OBJECTIVE: In the records below, find each line containing the word "right" and copy it.

RECORDS SUPPLIED:
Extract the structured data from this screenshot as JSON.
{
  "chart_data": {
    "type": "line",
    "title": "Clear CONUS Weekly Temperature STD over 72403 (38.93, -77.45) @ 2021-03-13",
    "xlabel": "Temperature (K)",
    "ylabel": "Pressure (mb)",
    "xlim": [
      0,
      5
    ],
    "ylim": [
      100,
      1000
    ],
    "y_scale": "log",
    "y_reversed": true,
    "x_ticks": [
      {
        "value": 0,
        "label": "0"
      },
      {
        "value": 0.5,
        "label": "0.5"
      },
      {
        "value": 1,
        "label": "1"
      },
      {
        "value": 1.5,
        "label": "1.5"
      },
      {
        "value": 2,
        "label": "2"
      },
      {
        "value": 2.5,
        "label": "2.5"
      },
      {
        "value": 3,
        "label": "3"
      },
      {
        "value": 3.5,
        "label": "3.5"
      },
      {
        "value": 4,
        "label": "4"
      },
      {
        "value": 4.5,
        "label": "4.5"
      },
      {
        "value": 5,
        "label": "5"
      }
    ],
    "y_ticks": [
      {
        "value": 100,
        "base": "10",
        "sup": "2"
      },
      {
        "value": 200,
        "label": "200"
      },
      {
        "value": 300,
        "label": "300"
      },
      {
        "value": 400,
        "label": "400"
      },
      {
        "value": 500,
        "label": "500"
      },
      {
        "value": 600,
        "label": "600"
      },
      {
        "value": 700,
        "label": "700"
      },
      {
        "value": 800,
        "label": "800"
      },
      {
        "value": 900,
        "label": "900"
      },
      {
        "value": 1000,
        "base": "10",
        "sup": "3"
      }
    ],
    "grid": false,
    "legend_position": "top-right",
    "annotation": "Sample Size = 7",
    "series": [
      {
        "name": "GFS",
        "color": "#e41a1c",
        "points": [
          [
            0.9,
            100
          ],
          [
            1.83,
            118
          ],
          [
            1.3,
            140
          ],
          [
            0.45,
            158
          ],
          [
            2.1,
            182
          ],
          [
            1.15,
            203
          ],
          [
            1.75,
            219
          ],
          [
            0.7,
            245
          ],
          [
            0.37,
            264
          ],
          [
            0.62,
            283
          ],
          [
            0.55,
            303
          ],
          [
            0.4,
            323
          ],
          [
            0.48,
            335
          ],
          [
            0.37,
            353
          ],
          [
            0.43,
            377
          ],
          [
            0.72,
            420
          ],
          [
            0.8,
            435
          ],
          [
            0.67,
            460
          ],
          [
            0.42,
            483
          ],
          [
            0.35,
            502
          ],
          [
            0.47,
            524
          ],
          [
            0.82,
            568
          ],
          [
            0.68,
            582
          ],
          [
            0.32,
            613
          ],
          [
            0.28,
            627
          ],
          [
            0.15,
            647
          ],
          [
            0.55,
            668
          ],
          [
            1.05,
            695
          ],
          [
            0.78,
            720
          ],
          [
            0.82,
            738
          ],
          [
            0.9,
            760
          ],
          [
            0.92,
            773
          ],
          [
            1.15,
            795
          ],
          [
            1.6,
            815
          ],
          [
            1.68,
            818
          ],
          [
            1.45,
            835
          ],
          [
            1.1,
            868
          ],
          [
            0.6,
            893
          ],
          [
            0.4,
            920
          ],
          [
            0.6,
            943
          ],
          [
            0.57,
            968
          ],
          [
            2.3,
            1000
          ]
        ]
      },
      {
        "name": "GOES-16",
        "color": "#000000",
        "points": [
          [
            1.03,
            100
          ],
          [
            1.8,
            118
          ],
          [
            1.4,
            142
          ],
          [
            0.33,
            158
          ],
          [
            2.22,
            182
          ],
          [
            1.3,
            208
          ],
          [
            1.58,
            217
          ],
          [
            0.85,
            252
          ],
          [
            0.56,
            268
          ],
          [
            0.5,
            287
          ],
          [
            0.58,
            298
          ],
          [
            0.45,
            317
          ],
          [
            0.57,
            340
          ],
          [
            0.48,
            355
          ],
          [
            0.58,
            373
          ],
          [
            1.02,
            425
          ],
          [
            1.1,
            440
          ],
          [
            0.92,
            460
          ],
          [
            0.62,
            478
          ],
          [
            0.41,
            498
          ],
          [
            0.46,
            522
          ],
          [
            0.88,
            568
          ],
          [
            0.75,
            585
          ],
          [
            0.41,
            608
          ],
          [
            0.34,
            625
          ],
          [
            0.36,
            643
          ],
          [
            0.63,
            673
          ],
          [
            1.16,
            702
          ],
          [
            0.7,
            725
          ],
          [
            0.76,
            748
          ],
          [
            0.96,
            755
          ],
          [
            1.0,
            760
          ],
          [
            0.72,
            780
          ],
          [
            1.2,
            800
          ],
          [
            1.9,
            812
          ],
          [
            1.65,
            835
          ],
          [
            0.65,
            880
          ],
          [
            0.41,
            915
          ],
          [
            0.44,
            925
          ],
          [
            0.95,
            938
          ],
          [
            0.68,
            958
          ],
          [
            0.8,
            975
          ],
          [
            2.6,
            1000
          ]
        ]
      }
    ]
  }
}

* * *

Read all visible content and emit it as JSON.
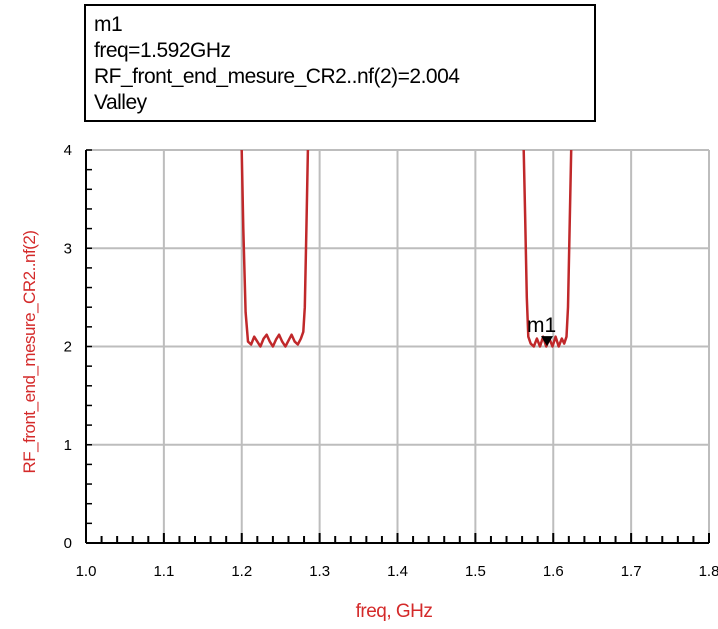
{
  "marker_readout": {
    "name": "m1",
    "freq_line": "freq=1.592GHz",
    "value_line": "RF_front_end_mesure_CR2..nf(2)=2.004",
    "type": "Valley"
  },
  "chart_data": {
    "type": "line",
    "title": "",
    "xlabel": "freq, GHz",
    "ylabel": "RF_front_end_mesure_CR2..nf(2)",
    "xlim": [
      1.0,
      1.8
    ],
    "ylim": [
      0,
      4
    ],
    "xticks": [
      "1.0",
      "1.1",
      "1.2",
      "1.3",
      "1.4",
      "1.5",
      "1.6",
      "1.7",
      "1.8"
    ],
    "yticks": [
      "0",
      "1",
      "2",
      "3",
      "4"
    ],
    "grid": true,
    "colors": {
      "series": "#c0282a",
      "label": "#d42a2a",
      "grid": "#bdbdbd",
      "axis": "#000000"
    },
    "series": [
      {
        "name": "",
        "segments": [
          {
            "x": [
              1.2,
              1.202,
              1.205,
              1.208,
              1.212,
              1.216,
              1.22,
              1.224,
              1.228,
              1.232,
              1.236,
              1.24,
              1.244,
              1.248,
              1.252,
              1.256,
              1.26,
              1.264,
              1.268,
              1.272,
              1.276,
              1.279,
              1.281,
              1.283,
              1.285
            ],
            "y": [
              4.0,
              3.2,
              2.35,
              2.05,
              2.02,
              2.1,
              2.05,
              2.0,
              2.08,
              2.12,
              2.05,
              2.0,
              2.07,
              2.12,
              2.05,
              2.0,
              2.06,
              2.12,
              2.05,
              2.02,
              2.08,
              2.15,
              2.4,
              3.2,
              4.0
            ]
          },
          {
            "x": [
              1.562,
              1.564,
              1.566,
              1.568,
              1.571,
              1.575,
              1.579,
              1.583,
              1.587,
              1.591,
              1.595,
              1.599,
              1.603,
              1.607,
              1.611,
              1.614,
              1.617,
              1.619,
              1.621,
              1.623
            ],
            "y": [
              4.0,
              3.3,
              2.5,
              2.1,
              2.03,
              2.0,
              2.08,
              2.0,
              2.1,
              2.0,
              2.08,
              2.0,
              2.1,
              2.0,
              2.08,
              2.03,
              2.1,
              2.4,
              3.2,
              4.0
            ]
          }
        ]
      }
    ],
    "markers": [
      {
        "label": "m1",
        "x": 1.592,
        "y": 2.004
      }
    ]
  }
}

--

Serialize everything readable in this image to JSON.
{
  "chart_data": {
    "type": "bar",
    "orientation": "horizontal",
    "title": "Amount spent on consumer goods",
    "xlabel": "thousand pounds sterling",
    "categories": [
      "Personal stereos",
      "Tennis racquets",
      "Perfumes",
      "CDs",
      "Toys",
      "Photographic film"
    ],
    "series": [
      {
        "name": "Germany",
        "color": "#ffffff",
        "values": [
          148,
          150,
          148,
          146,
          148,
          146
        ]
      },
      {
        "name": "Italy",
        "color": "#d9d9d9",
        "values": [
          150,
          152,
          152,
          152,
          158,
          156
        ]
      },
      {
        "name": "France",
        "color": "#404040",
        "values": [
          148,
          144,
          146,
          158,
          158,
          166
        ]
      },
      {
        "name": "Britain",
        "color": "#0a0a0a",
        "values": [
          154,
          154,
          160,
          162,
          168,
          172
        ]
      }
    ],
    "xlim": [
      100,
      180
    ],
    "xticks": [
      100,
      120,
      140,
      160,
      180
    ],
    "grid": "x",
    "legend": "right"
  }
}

ANSWER:
    "legend_position": "top-right",
    "legend": "right"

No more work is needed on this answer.